**PROBLEM TO SOLVE**
Output the entries word for word. Omit images.

Data entries:
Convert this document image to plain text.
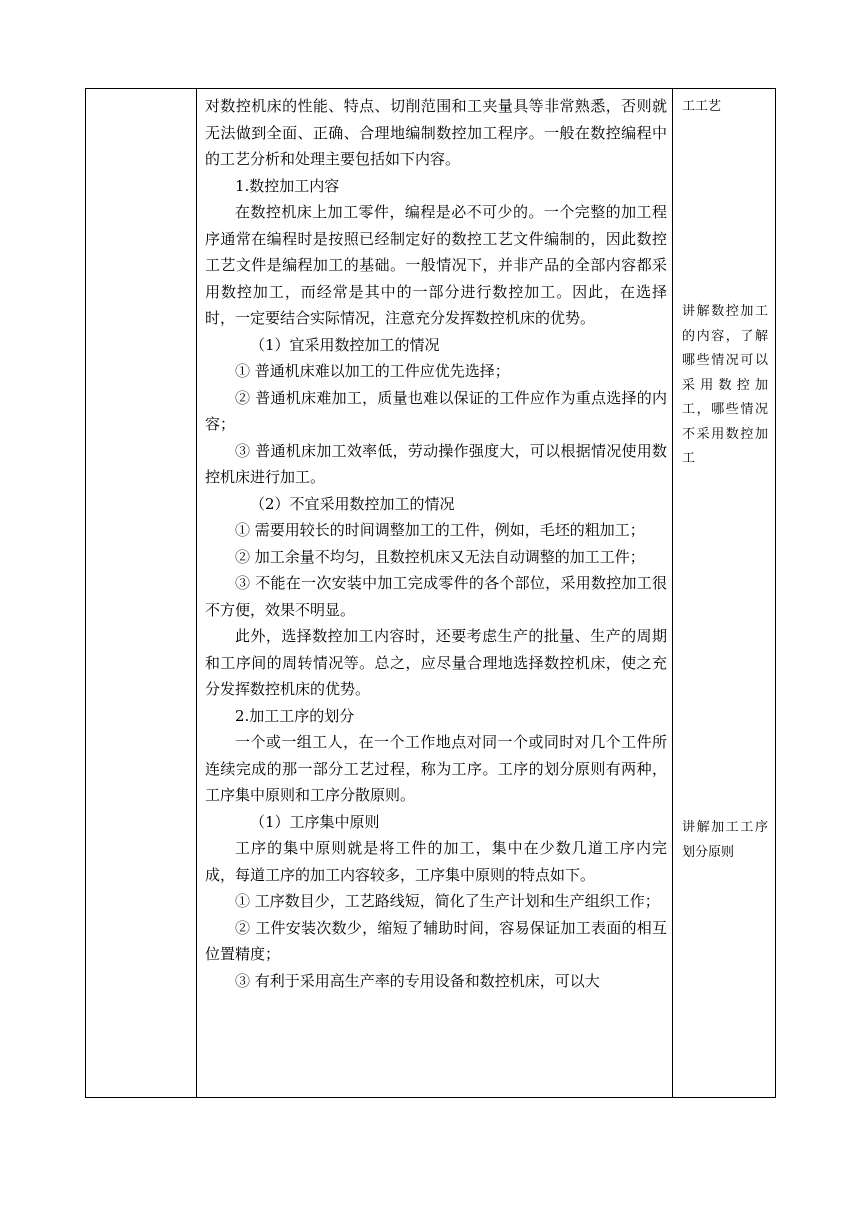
对数控机床的性能、特点、切削范围和工夹量具等非常熟悉，否则就无法做到全面、正确、合理地编制数控加工程序。一般在数控编程中的工艺分析和处理主要包括如下内容。

1.数控加工内容

在数控机床上加工零件，编程是必不可少的。一个完整的加工程序通常在编程时是按照已经制定好的数控工艺文件编制的，因此数控工艺文件是编程加工的基础。一般情况下，并非产品的全部内容都采用数控加工，而经常是其中的一部分进行数控加工。因此，在选择时，一定要结合实际情况，注意充分发挥数控机床的优势。

（1）宜采用数控加工的情况

① 普通机床难以加工的工件应优先选择；

② 普通机床难加工，质量也难以保证的工件应作为重点选择的内容；

③ 普通机床加工效率低，劳动操作强度大，可以根据情况使用数控机床进行加工。

（2）不宜采用数控加工的情况

① 需要用较长的时间调整加工的工件，例如，毛坯的粗加工；

② 加工余量不均匀，且数控机床又无法自动调整的加工工件；

③ 不能在一次安装中加工完成零件的各个部位，采用数控加工很不方便，效果不明显。

此外，选择数控加工内容时，还要考虑生产的批量、生产的周期和工序间的周转情况等。总之，应尽量合理地选择数控机床，使之充分发挥数控机床的优势。

2.加工工序的划分

一个或一组工人，在一个工作地点对同一个或同时对几个工件所连续完成的那一部分工艺过程，称为工序。工序的划分原则有两种，工序集中原则和工序分散原则。

（1）工序集中原则

工序的集中原则就是将工件的加工，集中在少数几道工序内完成，每道工序的加工内容较多，工序集中原则的特点如下。

① 工序数目少，工艺路线短，简化了生产计划和生产组织工作；

② 工件安装次数少，缩短了辅助时间，容易保证加工表面的相互位置精度；

③ 有利于采用高生产率的专用设备和数控机床，可以大

工工艺

讲解数控加工的内容，了解哪些情况可以采用数控加工，哪些情况不采用数控加工

讲解加工工序划分原则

**REPLY**
Convert this document image to plain text.
对数控机床的性能、特点、切削范围和工夹量具等非常熟悉，否则就无法做到全面、正确、合理地编制数控加工程序。一般在数控编程中的工艺分析和处理主要包括如下内容。

1.数控加工内容

在数控机床上加工零件，编程是必不可少的。一个完整的加工程序通常在编程时是按照已经制定好的数控工艺文件编制的，因此数控工艺文件是编程加工的基础。一般情况下，并非产品的全部内容都采用数控加工，而经常是其中的一部分进行数控加工。因此，在选择时，一定要结合实际情况，注意充分发挥数控机床的优势。

（1）宜采用数控加工的情况

① 普通机床难以加工的工件应优先选择；

② 普通机床难加工，质量也难以保证的工件应作为重点选择的内容；

③ 普通机床加工效率低，劳动操作强度大，可以根据情况使用数控机床进行加工。

（2）不宜采用数控加工的情况

① 需要用较长的时间调整加工的工件，例如，毛坯的粗加工；

② 加工余量不均匀，且数控机床又无法自动调整的加工工件；

③ 不能在一次安装中加工完成零件的各个部位，采用数控加工很不方便，效果不明显。

此外，选择数控加工内容时，还要考虑生产的批量、生产的周期和工序间的周转情况等。总之，应尽量合理地选择数控机床，使之充分发挥数控机床的优势。

2.加工工序的划分

一个或一组工人，在一个工作地点对同一个或同时对几个工件所连续完成的那一部分工艺过程，称为工序。工序的划分原则有两种，工序集中原则和工序分散原则。

（1）工序集中原则

工序的集中原则就是将工件的加工，集中在少数几道工序内完成，每道工序的加工内容较多，工序集中原则的特点如下。

① 工序数目少，工艺路线短，简化了生产计划和生产组织工作；

② 工件安装次数少，缩短了辅助时间，容易保证加工表面的相互位置精度；

③ 有利于采用高生产率的专用设备和数控机床，可以大

工工艺

讲解数控加工的内容，了解哪些情况可以采用数控加工，哪些情况不采用数控加工

讲解加工工序划分原则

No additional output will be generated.